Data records

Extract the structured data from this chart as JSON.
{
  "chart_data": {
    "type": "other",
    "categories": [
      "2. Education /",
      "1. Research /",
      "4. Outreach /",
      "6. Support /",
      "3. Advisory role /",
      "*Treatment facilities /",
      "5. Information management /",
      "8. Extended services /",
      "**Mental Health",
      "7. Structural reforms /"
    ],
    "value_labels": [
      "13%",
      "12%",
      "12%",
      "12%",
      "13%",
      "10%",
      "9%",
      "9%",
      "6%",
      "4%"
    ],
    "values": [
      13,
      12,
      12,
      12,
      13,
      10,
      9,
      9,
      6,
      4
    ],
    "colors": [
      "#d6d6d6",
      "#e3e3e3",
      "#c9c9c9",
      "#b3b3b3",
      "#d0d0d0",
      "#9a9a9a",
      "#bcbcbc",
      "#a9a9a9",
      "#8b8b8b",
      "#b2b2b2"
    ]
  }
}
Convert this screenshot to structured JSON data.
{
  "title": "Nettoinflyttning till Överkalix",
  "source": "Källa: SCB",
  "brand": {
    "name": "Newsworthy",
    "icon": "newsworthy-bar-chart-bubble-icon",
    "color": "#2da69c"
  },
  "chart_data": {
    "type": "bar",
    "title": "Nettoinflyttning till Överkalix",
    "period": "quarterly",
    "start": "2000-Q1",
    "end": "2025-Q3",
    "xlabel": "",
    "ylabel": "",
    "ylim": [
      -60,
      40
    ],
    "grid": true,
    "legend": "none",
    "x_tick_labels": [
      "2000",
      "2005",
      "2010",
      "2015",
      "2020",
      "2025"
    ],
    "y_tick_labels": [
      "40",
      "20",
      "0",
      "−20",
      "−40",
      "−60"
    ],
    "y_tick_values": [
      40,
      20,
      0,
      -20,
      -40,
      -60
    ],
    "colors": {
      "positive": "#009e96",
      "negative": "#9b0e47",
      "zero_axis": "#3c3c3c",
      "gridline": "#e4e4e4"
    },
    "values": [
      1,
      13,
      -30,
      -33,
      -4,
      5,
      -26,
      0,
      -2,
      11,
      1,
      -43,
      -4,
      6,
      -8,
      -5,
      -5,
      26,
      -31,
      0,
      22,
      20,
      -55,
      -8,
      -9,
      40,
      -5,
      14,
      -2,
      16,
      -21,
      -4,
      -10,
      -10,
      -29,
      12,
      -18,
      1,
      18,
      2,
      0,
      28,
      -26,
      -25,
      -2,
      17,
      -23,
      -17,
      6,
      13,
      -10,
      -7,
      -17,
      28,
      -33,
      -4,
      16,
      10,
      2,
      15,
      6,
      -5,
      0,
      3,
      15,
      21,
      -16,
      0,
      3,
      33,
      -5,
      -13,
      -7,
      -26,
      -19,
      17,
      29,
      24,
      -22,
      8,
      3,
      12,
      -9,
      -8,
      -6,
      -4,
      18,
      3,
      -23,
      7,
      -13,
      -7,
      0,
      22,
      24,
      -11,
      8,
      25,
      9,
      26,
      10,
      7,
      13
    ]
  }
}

(Task requirements): Look through the material and copy each line that has "till".

(Solved problem):
  "title": "Nettoinflyttning till Överkalix",
    "title": "Nettoinflyttning till Överkalix",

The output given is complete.